◆ **What you are asked to do**
Reproduce the listing below in its entirety. Change nothing.

Figure collection entries:
*-*-*
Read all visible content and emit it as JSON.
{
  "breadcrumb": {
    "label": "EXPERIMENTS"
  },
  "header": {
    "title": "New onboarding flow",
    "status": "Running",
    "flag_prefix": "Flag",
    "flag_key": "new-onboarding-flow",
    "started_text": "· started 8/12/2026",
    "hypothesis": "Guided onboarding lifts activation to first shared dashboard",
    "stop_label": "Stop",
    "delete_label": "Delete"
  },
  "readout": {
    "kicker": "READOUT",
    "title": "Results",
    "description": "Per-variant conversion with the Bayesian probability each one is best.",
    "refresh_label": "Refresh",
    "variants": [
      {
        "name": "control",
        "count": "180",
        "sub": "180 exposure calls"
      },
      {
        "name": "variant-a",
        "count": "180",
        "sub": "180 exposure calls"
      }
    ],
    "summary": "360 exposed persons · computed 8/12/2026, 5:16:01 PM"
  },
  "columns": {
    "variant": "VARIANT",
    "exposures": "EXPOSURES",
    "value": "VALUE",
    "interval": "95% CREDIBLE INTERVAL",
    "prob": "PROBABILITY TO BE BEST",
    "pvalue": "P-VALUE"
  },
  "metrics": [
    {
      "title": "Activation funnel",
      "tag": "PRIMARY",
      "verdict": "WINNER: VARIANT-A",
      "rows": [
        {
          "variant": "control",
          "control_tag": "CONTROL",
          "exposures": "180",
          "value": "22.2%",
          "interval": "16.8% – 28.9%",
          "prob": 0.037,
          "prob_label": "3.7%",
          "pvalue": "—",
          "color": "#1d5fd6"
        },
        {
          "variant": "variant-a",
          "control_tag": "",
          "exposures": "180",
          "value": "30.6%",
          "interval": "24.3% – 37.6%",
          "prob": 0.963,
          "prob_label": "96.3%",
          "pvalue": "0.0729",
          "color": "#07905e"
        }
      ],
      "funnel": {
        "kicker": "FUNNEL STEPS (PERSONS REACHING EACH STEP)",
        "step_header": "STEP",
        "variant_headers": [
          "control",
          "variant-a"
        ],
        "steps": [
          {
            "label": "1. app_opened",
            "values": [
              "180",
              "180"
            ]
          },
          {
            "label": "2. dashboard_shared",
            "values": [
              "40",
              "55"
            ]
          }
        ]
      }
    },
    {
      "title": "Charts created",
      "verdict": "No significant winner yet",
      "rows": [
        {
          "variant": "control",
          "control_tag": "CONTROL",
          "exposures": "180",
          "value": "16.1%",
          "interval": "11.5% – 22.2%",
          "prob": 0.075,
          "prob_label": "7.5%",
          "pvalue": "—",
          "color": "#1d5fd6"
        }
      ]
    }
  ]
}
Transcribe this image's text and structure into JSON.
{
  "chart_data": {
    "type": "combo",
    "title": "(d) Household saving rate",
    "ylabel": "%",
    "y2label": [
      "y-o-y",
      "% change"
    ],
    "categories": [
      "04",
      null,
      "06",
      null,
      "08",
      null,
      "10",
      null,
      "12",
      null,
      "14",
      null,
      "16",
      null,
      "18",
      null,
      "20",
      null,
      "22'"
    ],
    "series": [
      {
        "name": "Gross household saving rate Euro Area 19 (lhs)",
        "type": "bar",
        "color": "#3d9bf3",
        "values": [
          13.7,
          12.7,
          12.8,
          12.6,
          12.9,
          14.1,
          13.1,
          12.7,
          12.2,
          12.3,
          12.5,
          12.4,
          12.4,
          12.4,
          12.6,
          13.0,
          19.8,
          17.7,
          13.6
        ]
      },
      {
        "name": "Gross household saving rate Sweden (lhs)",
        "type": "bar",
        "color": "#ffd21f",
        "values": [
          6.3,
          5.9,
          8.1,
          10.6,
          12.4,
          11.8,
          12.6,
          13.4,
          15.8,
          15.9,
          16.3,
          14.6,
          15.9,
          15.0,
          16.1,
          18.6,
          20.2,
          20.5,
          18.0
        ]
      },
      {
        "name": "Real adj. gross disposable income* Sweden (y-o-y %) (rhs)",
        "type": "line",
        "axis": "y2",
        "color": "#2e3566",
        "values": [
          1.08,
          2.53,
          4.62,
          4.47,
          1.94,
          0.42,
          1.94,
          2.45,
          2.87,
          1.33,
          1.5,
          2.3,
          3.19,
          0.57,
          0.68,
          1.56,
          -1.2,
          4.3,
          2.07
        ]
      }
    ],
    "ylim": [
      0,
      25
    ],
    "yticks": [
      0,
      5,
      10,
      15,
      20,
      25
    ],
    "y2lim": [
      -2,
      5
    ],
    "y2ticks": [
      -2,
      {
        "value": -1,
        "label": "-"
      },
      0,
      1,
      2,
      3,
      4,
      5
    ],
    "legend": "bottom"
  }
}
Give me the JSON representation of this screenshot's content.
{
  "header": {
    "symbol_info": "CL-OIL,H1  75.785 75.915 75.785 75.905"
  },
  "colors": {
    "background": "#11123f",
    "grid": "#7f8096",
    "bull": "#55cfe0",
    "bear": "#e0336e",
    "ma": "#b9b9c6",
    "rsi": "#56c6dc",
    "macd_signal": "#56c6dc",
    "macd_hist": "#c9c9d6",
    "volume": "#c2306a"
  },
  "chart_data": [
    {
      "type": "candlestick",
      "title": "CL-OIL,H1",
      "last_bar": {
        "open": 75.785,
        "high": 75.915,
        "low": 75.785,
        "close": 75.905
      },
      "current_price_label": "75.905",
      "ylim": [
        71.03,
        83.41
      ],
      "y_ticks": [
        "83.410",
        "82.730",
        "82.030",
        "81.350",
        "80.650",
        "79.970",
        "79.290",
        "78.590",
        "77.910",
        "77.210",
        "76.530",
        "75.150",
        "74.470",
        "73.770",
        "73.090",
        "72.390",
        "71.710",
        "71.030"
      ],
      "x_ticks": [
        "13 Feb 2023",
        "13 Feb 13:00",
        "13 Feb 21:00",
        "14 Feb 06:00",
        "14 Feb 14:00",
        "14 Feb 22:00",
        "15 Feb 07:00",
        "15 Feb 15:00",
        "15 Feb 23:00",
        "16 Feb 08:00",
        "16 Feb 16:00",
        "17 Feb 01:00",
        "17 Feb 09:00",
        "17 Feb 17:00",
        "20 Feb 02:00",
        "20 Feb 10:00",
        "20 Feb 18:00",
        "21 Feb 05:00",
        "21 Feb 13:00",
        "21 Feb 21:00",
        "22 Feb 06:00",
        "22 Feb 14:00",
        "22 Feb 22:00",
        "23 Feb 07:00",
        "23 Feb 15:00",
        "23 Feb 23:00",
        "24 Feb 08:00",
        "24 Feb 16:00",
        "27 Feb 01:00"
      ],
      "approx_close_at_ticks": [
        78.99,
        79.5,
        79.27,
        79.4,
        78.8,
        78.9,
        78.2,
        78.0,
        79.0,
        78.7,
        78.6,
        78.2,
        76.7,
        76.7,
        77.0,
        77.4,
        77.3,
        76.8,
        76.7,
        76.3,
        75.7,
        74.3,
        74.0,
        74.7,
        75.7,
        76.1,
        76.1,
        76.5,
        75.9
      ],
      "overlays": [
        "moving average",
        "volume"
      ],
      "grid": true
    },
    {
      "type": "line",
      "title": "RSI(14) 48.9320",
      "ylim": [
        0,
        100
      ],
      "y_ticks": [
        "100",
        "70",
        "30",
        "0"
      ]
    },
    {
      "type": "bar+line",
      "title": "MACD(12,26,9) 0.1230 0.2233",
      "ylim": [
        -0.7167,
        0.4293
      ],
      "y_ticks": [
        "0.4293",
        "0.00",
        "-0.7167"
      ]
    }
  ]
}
*-*-*
◆ **Response to the task**
Read all visible content and emit it as JSON.
{
  "breadcrumb": {
    "label": "EXPERIMENTS"
  },
  "header": {
    "title": "New onboarding flow",
    "status": "Running",
    "flag_prefix": "Flag",
    "flag_key": "new-onboarding-flow",
    "started_text": "· started 8/12/2026",
    "hypothesis": "Guided onboarding lifts activation to first shared dashboard",
    "stop_label": "Stop",
    "delete_label": "Delete"
  },
  "readout": {
    "kicker": "READOUT",
    "title": "Results",
    "description": "Per-variant conversion with the Bayesian probability each one is best.",
    "refresh_label": "Refresh",
    "variants": [
      {
        "name": "control",
        "count": "180",
        "sub": "180 exposure calls"
      },
      {
        "name": "variant-a",
        "count": "180",
        "sub": "180 exposure calls"
      }
    ],
    "summary": "360 exposed persons · computed 8/12/2026, 5:16:01 PM"
  },
  "columns": {
    "variant": "VARIANT",
    "exposures": "EXPOSURES",
    "value": "VALUE",
    "interval": "95% CREDIBLE INTERVAL",
    "prob": "PROBABILITY TO BE BEST",
    "pvalue": "P-VALUE"
  },
  "metrics": [
    {
      "title": "Activation funnel",
      "tag": "PRIMARY",
      "verdict": "WINNER: VARIANT-A",
      "rows": [
        {
          "variant": "control",
          "control_tag": "CONTROL",
          "exposures": "180",
          "value": "22.2%",
          "interval": "16.8% – 28.9%",
          "prob": 0.037,
          "prob_label": "3.7%",
          "pvalue": "—",
          "color": "#1d5fd6"
        },
        {
          "variant": "variant-a",
          "control_tag": "",
          "exposures": "180",
          "value": "30.6%",
          "interval": "24.3% – 37.6%",
          "prob": 0.963,
          "prob_label": "96.3%",
          "pvalue": "0.0729",
          "color": "#07905e"
        }
      ],
      "funnel": {
        "kicker": "FUNNEL STEPS (PERSONS REACHING EACH STEP)",
        "step_header": "STEP",
        "variant_headers": [
          "control",
          "variant-a"
        ],
        "steps": [
          {
            "label": "1. app_opened",
            "values": [
              "180",
              "180"
            ]
          },
          {
            "label": "2. dashboard_shared",
            "values": [
              "40",
              "55"
            ]
          }
        ]
      }
    },
    {
      "title": "Charts created",
      "verdict": "No significant winner yet",
      "rows": [
        {
          "variant": "control",
          "control_tag": "CONTROL",
          "exposures": "180",
          "value": "16.1%",
          "interval": "11.5% – 22.2%",
          "prob": 0.075,
          "prob_label": "7.5%",
          "pvalue": "—",
          "color": "#1d5fd6"
        }
      ]
    }
  ]
}
Transcribe this image's text and structure into JSON.
{
  "chart_data": {
    "type": "combo",
    "title": "(d) Household saving rate",
    "ylabel": "%",
    "y2label": [
      "y-o-y",
      "% change"
    ],
    "categories": [
      "04",
      null,
      "06",
      null,
      "08",
      null,
      "10",
      null,
      "12",
      null,
      "14",
      null,
      "16",
      null,
      "18",
      null,
      "20",
      null,
      "22'"
    ],
    "series": [
      {
        "name": "Gross household saving rate Euro Area 19 (lhs)",
        "type": "bar",
        "color": "#3d9bf3",
        "values": [
          13.7,
          12.7,
          12.8,
          12.6,
          12.9,
          14.1,
          13.1,
          12.7,
          12.2,
          12.3,
          12.5,
          12.4,
          12.4,
          12.4,
          12.6,
          13.0,
          19.8,
          17.7,
          13.6
        ]
      },
      {
        "name": "Gross household saving rate Sweden (lhs)",
        "type": "bar",
        "color": "#ffd21f",
        "values": [
          6.3,
          5.9,
          8.1,
          10.6,
          12.4,
          11.8,
          12.6,
          13.4,
          15.8,
          15.9,
          16.3,
          14.6,
          15.9,
          15.0,
          16.1,
          18.6,
          20.2,
          20.5,
          18.0
        ]
      },
      {
        "name": "Real adj. gross disposable income* Sweden (y-o-y %) (rhs)",
        "type": "line",
        "axis": "y2",
        "color": "#2e3566",
        "values": [
          1.08,
          2.53,
          4.62,
          4.47,
          1.94,
          0.42,
          1.94,
          2.45,
          2.87,
          1.33,
          1.5,
          2.3,
          3.19,
          0.57,
          0.68,
          1.56,
          -1.2,
          4.3,
          2.07
        ]
      }
    ],
    "ylim": [
      0,
      25
    ],
    "yticks": [
      0,
      5,
      10,
      15,
      20,
      25
    ],
    "y2lim": [
      -2,
      5
    ],
    "y2ticks": [
      -2,
      {
        "value": -1,
        "label": "-"
      },
      0,
      1,
      2,
      3,
      4,
      5
    ],
    "legend": "bottom"
  }
}
Give me the JSON representation of this screenshot's content.
{
  "header": {
    "symbol_info": "CL-OIL,H1  75.785 75.915 75.785 75.905"
  },
  "colors": {
    "background": "#11123f",
    "grid": "#7f8096",
    "bull": "#55cfe0",
    "bear": "#e0336e",
    "ma": "#b9b9c6",
    "rsi": "#56c6dc",
    "macd_signal": "#56c6dc",
    "macd_hist": "#c9c9d6",
    "volume": "#c2306a"
  },
  "chart_data": [
    {
      "type": "candlestick",
      "title": "CL-OIL,H1",
      "last_bar": {
        "open": 75.785,
        "high": 75.915,
        "low": 75.785,
        "close": 75.905
      },
      "current_price_label": "75.905",
      "ylim": [
        71.03,
        83.41
      ],
      "y_ticks": [
        "83.410",
        "82.730",
        "82.030",
        "81.350",
        "80.650",
        "79.970",
        "79.290",
        "78.590",
        "77.910",
        "77.210",
        "76.530",
        "75.150",
        "74.470",
        "73.770",
        "73.090",
        "72.390",
        "71.710",
        "71.030"
      ],
      "x_ticks": [
        "13 Feb 2023",
        "13 Feb 13:00",
        "13 Feb 21:00",
        "14 Feb 06:00",
        "14 Feb 14:00",
        "14 Feb 22:00",
        "15 Feb 07:00",
        "15 Feb 15:00",
        "15 Feb 23:00",
        "16 Feb 08:00",
        "16 Feb 16:00",
        "17 Feb 01:00",
        "17 Feb 09:00",
        "17 Feb 17:00",
        "20 Feb 02:00",
        "20 Feb 10:00",
        "20 Feb 18:00",
        "21 Feb 05:00",
        "21 Feb 13:00",
        "21 Feb 21:00",
        "22 Feb 06:00",
        "22 Feb 14:00",
        "22 Feb 22:00",
        "23 Feb 07:00",
        "23 Feb 15:00",
        "23 Feb 23:00",
        "24 Feb 08:00",
        "24 Feb 16:00",
        "27 Feb 01:00"
      ],
      "approx_close_at_ticks": [
        78.99,
        79.5,
        79.27,
        79.4,
        78.8,
        78.9,
        78.2,
        78.0,
        79.0,
        78.7,
        78.6,
        78.2,
        76.7,
        76.7,
        77.0,
        77.4,
        77.3,
        76.8,
        76.7,
        76.3,
        75.7,
        74.3,
        74.0,
        74.7,
        75.7,
        76.1,
        76.1,
        76.5,
        75.9
      ],
      "overlays": [
        "moving average",
        "volume"
      ],
      "grid": true
    },
    {
      "type": "line",
      "title": "RSI(14) 48.9320",
      "ylim": [
        0,
        100
      ],
      "y_ticks": [
        "100",
        "70",
        "30",
        "0"
      ]
    },
    {
      "type": "bar+line",
      "title": "MACD(12,26,9) 0.1230 0.2233",
      "ylim": [
        -0.7167,
        0.4293
      ],
      "y_ticks": [
        "0.4293",
        "0.00",
        "-0.7167"
      ]
    }
  ]
}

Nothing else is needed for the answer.